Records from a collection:
*****

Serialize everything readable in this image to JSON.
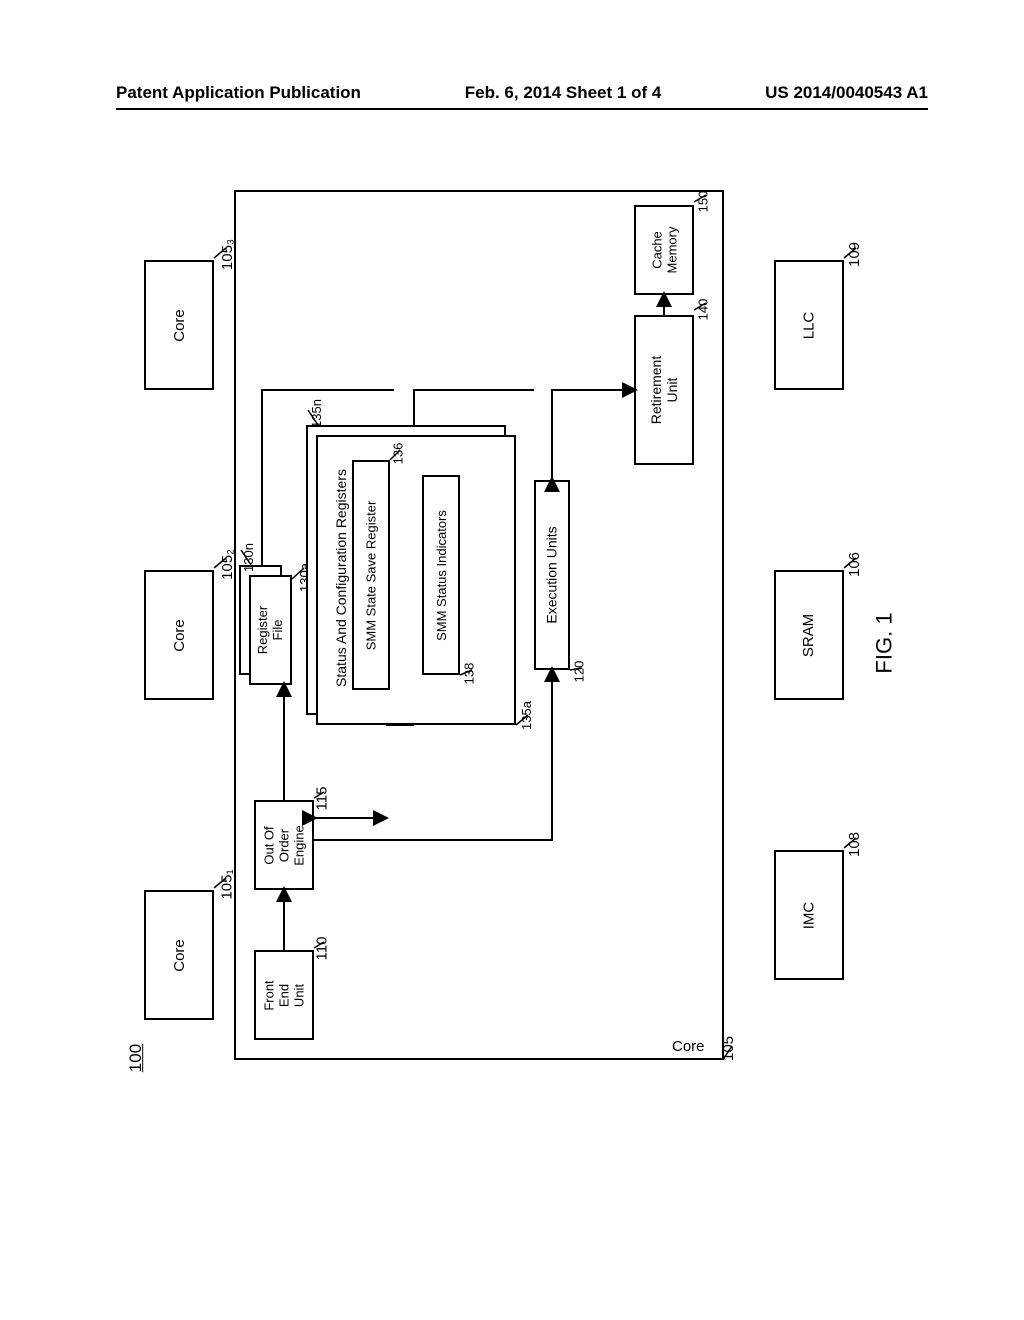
{
  "header": {
    "left": "Patent Application Publication",
    "center": "Feb. 6, 2014  Sheet 1 of 4",
    "right": "US 2014/0040543 A1"
  },
  "figure_label": "FIG. 1",
  "main_ref": "100",
  "boxes": {
    "core_top1": {
      "label": "Core",
      "ref": "105₁"
    },
    "core_top2": {
      "label": "Core",
      "ref": "105₂"
    },
    "core_top3": {
      "label": "Core",
      "ref": "105₃"
    },
    "core_main": {
      "label": "Core",
      "ref": "105"
    },
    "front_end": {
      "label": "Front\nEnd\nUnit",
      "ref": "110"
    },
    "ooo_engine": {
      "label": "Out Of\nOrder\nEngine",
      "ref": "115"
    },
    "reg_file": {
      "label": "Register\nFile",
      "ref_a": "130a",
      "ref_n": "130n"
    },
    "status_cfg": {
      "label": "Status And Configuration Registers",
      "ref_a": "135a",
      "ref_n": "135n"
    },
    "smm_state": {
      "label": "SMM State Save Register",
      "ref": "136"
    },
    "smm_status": {
      "label": "SMM Status Indicators",
      "ref": "138"
    },
    "exec_units": {
      "label": "Execution Units",
      "ref": "120"
    },
    "retirement": {
      "label": "Retirement\nUnit",
      "ref": "140"
    },
    "cache": {
      "label": "Cache\nMemory",
      "ref": "150"
    },
    "imc": {
      "label": "IMC",
      "ref": "108"
    },
    "sram": {
      "label": "SRAM",
      "ref": "106"
    },
    "llc": {
      "label": "LLC",
      "ref": "109"
    }
  },
  "style": {
    "stroke": "#000000",
    "stroke_width": 2,
    "font_family": "Arial",
    "background": "#ffffff"
  }
}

*****

* _AIM OF THE EXERCISE_
Leaving the pictures aside, transcribe the entire listing exactly.

* _RESULT OF THIS TASK_
Serialize everything readable in this image to JSON.
{
  "header": {
    "left": "Patent Application Publication",
    "center": "Feb. 6, 2014  Sheet 1 of 4",
    "right": "US 2014/0040543 A1"
  },
  "figure_label": "FIG. 1",
  "main_ref": "100",
  "boxes": {
    "core_top1": {
      "label": "Core",
      "ref": "105₁"
    },
    "core_top2": {
      "label": "Core",
      "ref": "105₂"
    },
    "core_top3": {
      "label": "Core",
      "ref": "105₃"
    },
    "core_main": {
      "label": "Core",
      "ref": "105"
    },
    "front_end": {
      "label": "Front\nEnd\nUnit",
      "ref": "110"
    },
    "ooo_engine": {
      "label": "Out Of\nOrder\nEngine",
      "ref": "115"
    },
    "reg_file": {
      "label": "Register\nFile",
      "ref_a": "130a",
      "ref_n": "130n"
    },
    "status_cfg": {
      "label": "Status And Configuration Registers",
      "ref_a": "135a",
      "ref_n": "135n"
    },
    "smm_state": {
      "label": "SMM State Save Register",
      "ref": "136"
    },
    "smm_status": {
      "label": "SMM Status Indicators",
      "ref": "138"
    },
    "exec_units": {
      "label": "Execution Units",
      "ref": "120"
    },
    "retirement": {
      "label": "Retirement\nUnit",
      "ref": "140"
    },
    "cache": {
      "label": "Cache\nMemory",
      "ref": "150"
    },
    "imc": {
      "label": "IMC",
      "ref": "108"
    },
    "sram": {
      "label": "SRAM",
      "ref": "106"
    },
    "llc": {
      "label": "LLC",
      "ref": "109"
    }
  },
  "style": {
    "stroke": "#000000",
    "stroke_width": 2,
    "font_family": "Arial",
    "background": "#ffffff"
  }
}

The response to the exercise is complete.